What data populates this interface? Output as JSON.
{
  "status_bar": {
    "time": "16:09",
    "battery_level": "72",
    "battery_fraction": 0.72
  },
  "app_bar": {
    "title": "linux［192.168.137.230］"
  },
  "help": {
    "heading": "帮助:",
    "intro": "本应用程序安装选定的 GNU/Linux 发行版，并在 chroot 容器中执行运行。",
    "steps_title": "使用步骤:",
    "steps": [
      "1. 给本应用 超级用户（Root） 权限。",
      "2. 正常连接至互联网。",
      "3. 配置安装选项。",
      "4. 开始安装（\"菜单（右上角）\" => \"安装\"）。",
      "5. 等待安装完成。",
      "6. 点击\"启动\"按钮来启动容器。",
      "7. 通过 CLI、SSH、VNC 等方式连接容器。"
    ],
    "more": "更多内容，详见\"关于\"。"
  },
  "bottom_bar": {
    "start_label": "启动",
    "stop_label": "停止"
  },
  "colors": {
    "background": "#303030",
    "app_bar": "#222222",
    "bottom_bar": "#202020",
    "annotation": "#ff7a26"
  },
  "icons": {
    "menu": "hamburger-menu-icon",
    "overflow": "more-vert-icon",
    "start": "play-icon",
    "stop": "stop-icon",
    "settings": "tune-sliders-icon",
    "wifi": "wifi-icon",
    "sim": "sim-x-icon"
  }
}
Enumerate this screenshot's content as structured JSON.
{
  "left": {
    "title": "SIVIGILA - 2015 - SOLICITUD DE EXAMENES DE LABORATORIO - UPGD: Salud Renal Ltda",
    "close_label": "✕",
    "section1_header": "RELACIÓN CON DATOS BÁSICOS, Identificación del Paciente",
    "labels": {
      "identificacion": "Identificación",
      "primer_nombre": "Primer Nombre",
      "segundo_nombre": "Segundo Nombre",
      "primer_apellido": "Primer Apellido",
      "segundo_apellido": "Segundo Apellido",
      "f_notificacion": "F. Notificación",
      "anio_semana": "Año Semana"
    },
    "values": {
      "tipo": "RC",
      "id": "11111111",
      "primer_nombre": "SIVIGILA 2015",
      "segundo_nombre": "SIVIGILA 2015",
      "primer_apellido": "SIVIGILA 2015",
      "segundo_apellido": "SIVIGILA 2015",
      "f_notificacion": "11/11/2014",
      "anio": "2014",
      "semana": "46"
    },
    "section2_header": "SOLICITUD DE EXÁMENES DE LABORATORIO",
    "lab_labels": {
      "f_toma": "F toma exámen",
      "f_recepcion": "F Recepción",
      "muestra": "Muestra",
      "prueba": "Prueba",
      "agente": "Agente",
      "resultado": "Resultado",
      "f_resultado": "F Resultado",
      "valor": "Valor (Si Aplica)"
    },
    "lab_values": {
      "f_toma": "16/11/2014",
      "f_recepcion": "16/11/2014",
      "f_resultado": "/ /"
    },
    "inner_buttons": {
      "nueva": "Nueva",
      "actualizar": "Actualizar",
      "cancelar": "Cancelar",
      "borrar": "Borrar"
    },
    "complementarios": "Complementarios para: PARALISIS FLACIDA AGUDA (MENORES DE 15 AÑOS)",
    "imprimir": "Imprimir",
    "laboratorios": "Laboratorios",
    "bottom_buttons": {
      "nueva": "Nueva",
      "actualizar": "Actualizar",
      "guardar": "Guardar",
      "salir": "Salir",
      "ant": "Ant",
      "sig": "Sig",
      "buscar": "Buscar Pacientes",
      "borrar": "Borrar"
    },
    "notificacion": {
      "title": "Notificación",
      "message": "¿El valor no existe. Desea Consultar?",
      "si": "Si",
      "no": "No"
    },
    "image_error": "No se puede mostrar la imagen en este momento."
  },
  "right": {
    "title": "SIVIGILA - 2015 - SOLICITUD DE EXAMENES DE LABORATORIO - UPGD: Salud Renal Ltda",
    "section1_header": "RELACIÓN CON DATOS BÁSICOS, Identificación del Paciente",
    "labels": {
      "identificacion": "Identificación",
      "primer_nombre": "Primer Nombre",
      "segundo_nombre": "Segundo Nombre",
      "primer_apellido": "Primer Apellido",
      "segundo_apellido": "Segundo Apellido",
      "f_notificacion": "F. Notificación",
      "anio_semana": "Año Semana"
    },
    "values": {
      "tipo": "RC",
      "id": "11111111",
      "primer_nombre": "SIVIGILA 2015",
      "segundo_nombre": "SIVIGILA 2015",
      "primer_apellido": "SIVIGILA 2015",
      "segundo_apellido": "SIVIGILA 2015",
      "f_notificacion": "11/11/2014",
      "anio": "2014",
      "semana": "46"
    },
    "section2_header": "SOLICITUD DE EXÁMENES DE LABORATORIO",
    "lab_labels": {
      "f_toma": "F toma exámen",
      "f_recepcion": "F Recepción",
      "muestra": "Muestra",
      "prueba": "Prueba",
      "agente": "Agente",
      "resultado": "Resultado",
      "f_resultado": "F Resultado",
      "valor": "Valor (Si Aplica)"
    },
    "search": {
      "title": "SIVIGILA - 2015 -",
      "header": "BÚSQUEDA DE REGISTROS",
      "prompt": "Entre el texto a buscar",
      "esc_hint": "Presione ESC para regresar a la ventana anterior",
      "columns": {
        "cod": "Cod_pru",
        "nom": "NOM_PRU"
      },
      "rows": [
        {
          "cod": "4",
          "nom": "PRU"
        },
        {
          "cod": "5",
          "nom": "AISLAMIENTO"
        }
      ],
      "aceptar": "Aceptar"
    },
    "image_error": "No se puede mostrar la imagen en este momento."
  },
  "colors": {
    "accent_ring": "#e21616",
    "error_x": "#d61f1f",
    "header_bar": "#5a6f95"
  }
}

★ ★ ★ ★

[Exercise] Using the listing above, reproduce each line without omission.

[Task result]
What data populates this interface? Output as JSON.
{
  "status_bar": {
    "time": "16:09",
    "battery_level": "72",
    "battery_fraction": 0.72
  },
  "app_bar": {
    "title": "linux［192.168.137.230］"
  },
  "help": {
    "heading": "帮助:",
    "intro": "本应用程序安装选定的 GNU/Linux 发行版，并在 chroot 容器中执行运行。",
    "steps_title": "使用步骤:",
    "steps": [
      "1. 给本应用 超级用户（Root） 权限。",
      "2. 正常连接至互联网。",
      "3. 配置安装选项。",
      "4. 开始安装（\"菜单（右上角）\" => \"安装\"）。",
      "5. 等待安装完成。",
      "6. 点击\"启动\"按钮来启动容器。",
      "7. 通过 CLI、SSH、VNC 等方式连接容器。"
    ],
    "more": "更多内容，详见\"关于\"。"
  },
  "bottom_bar": {
    "start_label": "启动",
    "stop_label": "停止"
  },
  "colors": {
    "background": "#303030",
    "app_bar": "#222222",
    "bottom_bar": "#202020",
    "annotation": "#ff7a26"
  },
  "icons": {
    "menu": "hamburger-menu-icon",
    "overflow": "more-vert-icon",
    "start": "play-icon",
    "stop": "stop-icon",
    "settings": "tune-sliders-icon",
    "wifi": "wifi-icon",
    "sim": "sim-x-icon"
  }
}
Enumerate this screenshot's content as structured JSON.
{
  "left": {
    "title": "SIVIGILA - 2015 - SOLICITUD DE EXAMENES DE LABORATORIO - UPGD: Salud Renal Ltda",
    "close_label": "✕",
    "section1_header": "RELACIÓN CON DATOS BÁSICOS, Identificación del Paciente",
    "labels": {
      "identificacion": "Identificación",
      "primer_nombre": "Primer Nombre",
      "segundo_nombre": "Segundo Nombre",
      "primer_apellido": "Primer Apellido",
      "segundo_apellido": "Segundo Apellido",
      "f_notificacion": "F. Notificación",
      "anio_semana": "Año Semana"
    },
    "values": {
      "tipo": "RC",
      "id": "11111111",
      "primer_nombre": "SIVIGILA 2015",
      "segundo_nombre": "SIVIGILA 2015",
      "primer_apellido": "SIVIGILA 2015",
      "segundo_apellido": "SIVIGILA 2015",
      "f_notificacion": "11/11/2014",
      "anio": "2014",
      "semana": "46"
    },
    "section2_header": "SOLICITUD DE EXÁMENES DE LABORATORIO",
    "lab_labels": {
      "f_toma": "F toma exámen",
      "f_recepcion": "F Recepción",
      "muestra": "Muestra",
      "prueba": "Prueba",
      "agente": "Agente",
      "resultado": "Resultado",
      "f_resultado": "F Resultado",
      "valor": "Valor (Si Aplica)"
    },
    "lab_values": {
      "f_toma": "16/11/2014",
      "f_recepcion": "16/11/2014",
      "f_resultado": "/ /"
    },
    "inner_buttons": {
      "nueva": "Nueva",
      "actualizar": "Actualizar",
      "cancelar": "Cancelar",
      "borrar": "Borrar"
    },
    "complementarios": "Complementarios para: PARALISIS FLACIDA AGUDA (MENORES DE 15 AÑOS)",
    "imprimir": "Imprimir",
    "laboratorios": "Laboratorios",
    "bottom_buttons": {
      "nueva": "Nueva",
      "actualizar": "Actualizar",
      "guardar": "Guardar",
      "salir": "Salir",
      "ant": "Ant",
      "sig": "Sig",
      "buscar": "Buscar Pacientes",
      "borrar": "Borrar"
    },
    "notificacion": {
      "title": "Notificación",
      "message": "¿El valor no existe. Desea Consultar?",
      "si": "Si",
      "no": "No"
    },
    "image_error": "No se puede mostrar la imagen en este momento."
  },
  "right": {
    "title": "SIVIGILA - 2015 - SOLICITUD DE EXAMENES DE LABORATORIO - UPGD: Salud Renal Ltda",
    "section1_header": "RELACIÓN CON DATOS BÁSICOS, Identificación del Paciente",
    "labels": {
      "identificacion": "Identificación",
      "primer_nombre": "Primer Nombre",
      "segundo_nombre": "Segundo Nombre",
      "primer_apellido": "Primer Apellido",
      "segundo_apellido": "Segundo Apellido",
      "f_notificacion": "F. Notificación",
      "anio_semana": "Año Semana"
    },
    "values": {
      "tipo": "RC",
      "id": "11111111",
      "primer_nombre": "SIVIGILA 2015",
      "segundo_nombre": "SIVIGILA 2015",
      "primer_apellido": "SIVIGILA 2015",
      "segundo_apellido": "SIVIGILA 2015",
      "f_notificacion": "11/11/2014",
      "anio": "2014",
      "semana": "46"
    },
    "section2_header": "SOLICITUD DE EXÁMENES DE LABORATORIO",
    "lab_labels": {
      "f_toma": "F toma exámen",
      "f_recepcion": "F Recepción",
      "muestra": "Muestra",
      "prueba": "Prueba",
      "agente": "Agente",
      "resultado": "Resultado",
      "f_resultado": "F Resultado",
      "valor": "Valor (Si Aplica)"
    },
    "search": {
      "title": "SIVIGILA - 2015 -",
      "header": "BÚSQUEDA DE REGISTROS",
      "prompt": "Entre el texto a buscar",
      "esc_hint": "Presione ESC para regresar a la ventana anterior",
      "columns": {
        "cod": "Cod_pru",
        "nom": "NOM_PRU"
      },
      "rows": [
        {
          "cod": "4",
          "nom": "PRU"
        },
        {
          "cod": "5",
          "nom": "AISLAMIENTO"
        }
      ],
      "aceptar": "Aceptar"
    },
    "image_error": "No se puede mostrar la imagen en este momento."
  },
  "colors": {
    "accent_ring": "#e21616",
    "error_x": "#d61f1f",
    "header_bar": "#5a6f95"
  }
}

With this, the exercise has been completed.